» **Goal**
Pull every line with the word "Nunes" out of the entries below.

» **Input rows**
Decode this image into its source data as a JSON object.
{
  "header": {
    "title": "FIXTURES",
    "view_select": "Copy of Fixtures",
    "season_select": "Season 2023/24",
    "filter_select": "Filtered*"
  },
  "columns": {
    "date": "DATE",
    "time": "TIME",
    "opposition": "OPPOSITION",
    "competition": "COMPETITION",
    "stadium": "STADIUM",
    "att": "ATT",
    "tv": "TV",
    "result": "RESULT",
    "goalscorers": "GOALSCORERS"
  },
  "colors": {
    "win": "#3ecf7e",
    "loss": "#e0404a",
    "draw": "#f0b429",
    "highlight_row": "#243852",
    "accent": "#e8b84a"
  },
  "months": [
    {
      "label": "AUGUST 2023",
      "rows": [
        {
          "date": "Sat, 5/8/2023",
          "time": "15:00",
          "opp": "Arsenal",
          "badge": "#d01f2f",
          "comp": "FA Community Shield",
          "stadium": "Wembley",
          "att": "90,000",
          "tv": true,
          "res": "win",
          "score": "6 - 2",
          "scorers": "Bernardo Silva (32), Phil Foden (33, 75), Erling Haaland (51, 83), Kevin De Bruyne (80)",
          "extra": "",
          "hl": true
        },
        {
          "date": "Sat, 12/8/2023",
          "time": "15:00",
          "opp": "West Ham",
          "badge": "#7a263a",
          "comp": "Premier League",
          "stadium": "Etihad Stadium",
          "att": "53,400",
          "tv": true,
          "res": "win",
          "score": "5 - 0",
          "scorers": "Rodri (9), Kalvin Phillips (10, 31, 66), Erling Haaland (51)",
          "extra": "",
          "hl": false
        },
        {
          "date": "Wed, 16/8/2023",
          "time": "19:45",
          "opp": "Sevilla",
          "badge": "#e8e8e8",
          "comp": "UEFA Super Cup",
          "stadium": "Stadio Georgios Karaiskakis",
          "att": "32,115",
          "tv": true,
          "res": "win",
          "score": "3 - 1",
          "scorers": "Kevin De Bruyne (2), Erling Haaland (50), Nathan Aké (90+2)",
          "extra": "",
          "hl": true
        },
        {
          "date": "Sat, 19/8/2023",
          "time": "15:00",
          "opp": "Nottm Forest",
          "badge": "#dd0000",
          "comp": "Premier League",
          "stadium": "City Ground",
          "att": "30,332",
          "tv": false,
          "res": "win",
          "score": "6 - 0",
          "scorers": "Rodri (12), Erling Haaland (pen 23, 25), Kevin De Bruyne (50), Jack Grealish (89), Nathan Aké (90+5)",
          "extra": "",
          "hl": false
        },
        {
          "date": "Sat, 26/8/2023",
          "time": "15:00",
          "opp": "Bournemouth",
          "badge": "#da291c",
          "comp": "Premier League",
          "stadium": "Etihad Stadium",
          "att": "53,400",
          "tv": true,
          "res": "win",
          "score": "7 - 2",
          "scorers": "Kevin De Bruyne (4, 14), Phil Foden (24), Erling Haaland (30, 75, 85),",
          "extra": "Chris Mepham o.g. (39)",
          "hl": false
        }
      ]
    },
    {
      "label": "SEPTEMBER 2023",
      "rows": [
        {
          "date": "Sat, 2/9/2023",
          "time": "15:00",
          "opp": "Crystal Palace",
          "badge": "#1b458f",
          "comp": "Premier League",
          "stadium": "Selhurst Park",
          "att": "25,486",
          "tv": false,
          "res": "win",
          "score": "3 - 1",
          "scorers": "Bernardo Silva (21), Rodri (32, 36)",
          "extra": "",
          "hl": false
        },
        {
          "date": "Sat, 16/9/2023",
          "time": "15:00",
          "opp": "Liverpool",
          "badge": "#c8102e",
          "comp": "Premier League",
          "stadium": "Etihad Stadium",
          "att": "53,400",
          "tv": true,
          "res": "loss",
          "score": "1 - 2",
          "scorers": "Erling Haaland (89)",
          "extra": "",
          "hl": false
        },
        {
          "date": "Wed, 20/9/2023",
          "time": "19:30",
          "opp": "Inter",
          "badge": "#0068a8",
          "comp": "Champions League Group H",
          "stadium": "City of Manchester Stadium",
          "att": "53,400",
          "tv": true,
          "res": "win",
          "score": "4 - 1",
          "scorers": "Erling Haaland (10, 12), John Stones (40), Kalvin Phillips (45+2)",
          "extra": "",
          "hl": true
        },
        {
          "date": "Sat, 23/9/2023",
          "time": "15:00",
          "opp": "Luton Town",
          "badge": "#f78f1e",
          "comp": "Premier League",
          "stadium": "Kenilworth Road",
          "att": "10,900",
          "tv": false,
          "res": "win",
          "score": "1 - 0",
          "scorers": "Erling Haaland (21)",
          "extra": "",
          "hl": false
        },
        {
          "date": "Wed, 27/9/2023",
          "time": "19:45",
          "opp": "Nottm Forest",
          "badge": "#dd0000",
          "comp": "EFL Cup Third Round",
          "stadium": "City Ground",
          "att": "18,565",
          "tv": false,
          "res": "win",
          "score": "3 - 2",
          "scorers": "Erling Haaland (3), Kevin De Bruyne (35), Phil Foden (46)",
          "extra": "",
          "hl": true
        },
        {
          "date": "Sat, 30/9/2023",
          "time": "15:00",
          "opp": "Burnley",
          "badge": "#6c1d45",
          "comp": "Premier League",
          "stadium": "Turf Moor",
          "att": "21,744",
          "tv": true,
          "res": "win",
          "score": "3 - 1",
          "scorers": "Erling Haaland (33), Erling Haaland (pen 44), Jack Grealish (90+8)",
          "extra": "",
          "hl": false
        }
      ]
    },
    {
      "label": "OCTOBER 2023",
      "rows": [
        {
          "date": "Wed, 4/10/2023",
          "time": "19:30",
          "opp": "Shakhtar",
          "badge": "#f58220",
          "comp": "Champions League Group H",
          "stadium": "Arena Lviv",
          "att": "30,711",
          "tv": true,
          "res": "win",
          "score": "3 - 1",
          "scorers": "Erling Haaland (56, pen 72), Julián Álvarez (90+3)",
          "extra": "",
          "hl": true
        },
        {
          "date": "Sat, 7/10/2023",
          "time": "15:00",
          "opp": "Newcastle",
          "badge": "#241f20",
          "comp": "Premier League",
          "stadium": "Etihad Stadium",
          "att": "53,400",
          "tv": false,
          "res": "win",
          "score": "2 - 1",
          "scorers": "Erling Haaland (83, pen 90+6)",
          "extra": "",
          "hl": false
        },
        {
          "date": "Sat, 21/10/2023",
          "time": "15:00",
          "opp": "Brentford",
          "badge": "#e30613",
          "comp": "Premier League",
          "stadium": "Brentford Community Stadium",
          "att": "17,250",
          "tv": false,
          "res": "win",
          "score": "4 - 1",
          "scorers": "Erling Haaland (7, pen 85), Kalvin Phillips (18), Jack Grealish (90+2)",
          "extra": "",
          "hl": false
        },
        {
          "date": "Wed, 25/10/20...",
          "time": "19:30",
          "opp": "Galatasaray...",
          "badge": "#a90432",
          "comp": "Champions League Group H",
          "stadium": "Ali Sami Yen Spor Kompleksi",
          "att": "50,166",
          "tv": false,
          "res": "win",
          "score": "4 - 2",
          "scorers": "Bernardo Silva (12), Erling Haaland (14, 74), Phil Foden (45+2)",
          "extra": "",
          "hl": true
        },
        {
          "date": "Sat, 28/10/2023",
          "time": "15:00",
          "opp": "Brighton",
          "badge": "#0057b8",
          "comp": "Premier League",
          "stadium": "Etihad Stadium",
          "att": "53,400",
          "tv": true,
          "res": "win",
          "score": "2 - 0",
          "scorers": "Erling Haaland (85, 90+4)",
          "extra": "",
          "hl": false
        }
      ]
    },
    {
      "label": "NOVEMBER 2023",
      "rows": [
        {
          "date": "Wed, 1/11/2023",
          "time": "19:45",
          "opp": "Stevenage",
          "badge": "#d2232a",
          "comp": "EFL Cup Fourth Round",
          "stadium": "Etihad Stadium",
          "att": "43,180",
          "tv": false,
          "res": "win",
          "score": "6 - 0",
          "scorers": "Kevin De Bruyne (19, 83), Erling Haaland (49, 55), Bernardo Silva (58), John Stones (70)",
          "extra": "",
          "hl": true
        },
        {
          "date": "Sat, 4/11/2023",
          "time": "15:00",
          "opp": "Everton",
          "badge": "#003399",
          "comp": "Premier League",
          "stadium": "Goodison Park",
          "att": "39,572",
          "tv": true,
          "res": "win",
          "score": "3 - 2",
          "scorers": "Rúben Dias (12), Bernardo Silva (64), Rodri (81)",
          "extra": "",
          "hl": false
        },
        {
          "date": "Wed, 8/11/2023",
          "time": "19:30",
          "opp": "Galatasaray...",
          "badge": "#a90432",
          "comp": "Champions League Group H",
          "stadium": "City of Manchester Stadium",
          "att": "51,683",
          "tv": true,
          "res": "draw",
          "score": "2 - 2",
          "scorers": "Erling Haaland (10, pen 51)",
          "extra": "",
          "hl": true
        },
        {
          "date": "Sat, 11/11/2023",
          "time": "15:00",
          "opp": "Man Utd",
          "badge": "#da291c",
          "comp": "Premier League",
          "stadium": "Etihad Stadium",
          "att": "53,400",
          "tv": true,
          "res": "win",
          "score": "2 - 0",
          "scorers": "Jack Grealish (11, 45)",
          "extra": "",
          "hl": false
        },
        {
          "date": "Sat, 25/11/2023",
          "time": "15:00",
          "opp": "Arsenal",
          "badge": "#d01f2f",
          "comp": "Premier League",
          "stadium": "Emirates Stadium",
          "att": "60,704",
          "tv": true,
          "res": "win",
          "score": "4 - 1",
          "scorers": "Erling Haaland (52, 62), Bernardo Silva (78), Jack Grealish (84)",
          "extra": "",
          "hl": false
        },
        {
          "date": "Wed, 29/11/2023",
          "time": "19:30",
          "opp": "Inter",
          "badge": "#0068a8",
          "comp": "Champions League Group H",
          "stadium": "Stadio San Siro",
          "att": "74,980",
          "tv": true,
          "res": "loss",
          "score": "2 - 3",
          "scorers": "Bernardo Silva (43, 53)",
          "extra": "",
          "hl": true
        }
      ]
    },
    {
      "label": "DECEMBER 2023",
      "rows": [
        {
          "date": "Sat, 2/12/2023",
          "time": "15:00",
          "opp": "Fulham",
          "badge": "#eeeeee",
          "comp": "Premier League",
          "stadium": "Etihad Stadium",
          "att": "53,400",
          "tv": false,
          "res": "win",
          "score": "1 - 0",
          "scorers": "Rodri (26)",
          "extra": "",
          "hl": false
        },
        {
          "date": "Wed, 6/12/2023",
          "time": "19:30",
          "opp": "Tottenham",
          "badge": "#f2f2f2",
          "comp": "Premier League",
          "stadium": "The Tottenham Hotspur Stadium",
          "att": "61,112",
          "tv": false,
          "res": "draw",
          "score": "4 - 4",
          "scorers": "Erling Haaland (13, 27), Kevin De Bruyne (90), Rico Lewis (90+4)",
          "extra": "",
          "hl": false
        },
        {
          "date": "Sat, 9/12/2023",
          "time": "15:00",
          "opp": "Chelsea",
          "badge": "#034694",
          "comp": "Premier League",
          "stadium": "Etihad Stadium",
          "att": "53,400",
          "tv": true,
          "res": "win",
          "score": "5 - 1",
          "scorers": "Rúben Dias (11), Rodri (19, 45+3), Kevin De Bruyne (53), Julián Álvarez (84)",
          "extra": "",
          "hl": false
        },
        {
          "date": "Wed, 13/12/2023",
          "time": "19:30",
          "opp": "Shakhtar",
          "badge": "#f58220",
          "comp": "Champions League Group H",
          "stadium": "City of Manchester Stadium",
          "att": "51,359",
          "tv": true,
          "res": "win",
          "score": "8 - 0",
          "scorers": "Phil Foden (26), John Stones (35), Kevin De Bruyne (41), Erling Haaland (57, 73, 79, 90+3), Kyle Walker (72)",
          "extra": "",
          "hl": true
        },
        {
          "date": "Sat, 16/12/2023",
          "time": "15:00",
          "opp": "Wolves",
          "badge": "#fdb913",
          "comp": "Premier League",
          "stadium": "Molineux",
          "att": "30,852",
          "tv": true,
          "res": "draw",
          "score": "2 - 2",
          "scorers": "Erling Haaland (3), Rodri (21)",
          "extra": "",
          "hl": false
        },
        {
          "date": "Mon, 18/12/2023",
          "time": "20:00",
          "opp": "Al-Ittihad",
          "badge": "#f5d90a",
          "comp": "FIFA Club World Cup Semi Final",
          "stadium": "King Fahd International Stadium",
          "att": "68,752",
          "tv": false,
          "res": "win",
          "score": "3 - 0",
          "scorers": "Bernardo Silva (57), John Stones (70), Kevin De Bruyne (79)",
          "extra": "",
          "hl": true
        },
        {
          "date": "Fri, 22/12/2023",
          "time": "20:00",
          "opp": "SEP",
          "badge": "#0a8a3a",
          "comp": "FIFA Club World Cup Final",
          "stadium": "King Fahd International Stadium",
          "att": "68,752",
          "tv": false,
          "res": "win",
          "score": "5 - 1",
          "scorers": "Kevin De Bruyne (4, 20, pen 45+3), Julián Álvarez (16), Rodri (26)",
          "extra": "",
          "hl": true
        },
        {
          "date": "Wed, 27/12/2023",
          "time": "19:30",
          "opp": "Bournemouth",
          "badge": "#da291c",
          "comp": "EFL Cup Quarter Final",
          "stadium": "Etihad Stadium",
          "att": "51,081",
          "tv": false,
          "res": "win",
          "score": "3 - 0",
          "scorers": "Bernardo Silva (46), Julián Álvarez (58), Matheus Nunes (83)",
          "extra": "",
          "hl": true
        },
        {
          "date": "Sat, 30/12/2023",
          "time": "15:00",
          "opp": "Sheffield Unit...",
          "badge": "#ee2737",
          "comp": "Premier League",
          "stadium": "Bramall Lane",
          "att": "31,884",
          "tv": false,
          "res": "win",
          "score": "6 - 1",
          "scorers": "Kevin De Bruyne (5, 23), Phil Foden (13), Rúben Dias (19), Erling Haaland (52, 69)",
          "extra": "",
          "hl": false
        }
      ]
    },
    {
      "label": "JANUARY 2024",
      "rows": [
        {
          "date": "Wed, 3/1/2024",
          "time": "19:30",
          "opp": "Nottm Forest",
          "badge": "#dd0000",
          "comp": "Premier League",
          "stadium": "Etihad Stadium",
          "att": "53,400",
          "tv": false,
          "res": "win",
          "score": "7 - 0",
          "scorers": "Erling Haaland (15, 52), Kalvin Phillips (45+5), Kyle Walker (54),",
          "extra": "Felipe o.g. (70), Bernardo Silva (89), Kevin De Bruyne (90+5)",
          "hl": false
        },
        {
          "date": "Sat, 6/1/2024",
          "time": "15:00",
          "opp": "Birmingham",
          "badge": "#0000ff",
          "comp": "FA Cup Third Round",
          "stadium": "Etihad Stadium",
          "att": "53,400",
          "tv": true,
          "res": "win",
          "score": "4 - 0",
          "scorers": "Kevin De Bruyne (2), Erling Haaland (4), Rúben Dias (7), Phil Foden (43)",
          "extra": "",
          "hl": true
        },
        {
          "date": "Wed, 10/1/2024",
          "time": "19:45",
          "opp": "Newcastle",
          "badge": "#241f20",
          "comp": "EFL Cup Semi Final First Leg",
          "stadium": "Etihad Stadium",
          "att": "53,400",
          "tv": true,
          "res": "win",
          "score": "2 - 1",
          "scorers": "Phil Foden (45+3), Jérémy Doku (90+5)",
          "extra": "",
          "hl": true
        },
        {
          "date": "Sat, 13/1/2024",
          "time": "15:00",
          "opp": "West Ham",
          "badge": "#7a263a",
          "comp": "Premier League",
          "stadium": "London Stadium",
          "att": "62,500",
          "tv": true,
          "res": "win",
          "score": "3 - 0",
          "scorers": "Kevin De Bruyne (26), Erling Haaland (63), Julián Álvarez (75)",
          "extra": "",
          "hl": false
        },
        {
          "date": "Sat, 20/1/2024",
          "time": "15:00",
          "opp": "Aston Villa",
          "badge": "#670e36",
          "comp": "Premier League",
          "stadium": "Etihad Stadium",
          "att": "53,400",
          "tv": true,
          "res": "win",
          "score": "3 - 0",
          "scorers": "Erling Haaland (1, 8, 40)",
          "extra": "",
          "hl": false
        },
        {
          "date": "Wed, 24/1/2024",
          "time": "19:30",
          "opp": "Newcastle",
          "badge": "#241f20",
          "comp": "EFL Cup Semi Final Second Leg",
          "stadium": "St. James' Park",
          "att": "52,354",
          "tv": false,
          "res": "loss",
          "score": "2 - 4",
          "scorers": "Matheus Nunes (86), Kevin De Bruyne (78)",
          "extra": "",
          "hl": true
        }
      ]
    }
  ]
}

» **Output for this task**
          "scorers": "Bernardo Silva (46), Julián Álvarez (58), Matheus Nunes (83)",
          "scorers": "Matheus Nunes (86), Kevin De Bruyne (78)",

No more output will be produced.